§ **WORK TO BE COMPLETED**: The listing below is the input. Say how many of its lines contain "price", giving the number alone.

§ **SUPPLIED RECORDS**:
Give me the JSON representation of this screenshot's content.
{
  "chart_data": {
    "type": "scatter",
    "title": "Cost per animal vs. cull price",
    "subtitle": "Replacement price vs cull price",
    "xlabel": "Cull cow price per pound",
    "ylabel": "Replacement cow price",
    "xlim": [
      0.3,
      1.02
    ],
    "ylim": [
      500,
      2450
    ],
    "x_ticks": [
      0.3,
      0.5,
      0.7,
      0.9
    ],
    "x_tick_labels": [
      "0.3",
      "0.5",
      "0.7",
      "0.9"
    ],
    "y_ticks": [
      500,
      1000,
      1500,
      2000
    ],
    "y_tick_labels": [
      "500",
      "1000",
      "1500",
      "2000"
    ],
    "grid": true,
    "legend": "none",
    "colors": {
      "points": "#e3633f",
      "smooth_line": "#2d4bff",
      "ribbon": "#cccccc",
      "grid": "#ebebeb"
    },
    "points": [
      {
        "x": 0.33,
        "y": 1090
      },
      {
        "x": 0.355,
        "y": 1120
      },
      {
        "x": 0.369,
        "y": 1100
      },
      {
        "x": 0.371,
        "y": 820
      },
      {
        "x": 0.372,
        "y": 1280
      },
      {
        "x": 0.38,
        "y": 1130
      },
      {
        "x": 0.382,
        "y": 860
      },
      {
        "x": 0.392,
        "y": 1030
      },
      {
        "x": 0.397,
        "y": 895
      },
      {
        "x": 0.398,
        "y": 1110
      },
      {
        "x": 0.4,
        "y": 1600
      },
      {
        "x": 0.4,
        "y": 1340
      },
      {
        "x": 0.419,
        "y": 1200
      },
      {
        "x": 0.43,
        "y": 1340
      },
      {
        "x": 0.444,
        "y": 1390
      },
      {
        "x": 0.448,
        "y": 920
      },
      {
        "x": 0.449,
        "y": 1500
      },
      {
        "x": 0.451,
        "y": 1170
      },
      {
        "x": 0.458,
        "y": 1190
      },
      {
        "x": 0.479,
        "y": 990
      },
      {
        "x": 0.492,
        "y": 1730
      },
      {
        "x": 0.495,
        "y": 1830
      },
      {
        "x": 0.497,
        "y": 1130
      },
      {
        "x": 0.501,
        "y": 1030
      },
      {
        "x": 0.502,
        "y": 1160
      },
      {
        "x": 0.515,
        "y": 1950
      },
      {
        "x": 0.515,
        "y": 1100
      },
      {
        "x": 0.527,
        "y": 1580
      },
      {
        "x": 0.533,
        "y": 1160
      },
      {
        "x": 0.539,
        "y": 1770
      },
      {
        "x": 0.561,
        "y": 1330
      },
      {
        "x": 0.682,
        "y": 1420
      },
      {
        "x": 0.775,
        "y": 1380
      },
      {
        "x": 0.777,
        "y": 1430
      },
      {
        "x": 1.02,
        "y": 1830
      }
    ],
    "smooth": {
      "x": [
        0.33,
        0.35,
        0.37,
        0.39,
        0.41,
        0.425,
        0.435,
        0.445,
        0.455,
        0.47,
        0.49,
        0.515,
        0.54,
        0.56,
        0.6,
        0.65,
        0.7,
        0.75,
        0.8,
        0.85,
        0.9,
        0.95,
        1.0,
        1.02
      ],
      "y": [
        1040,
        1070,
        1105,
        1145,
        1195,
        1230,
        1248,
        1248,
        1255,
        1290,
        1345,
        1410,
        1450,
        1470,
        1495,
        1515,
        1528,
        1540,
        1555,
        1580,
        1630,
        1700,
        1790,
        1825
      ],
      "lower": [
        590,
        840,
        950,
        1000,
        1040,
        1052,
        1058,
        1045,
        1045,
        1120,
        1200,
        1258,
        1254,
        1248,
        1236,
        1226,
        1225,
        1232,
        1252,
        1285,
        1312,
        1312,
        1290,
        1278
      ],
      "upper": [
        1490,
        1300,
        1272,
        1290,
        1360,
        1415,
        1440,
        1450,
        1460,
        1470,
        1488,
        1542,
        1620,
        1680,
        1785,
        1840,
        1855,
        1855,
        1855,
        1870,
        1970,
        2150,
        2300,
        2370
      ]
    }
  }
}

§ **FINAL RESULT**: 4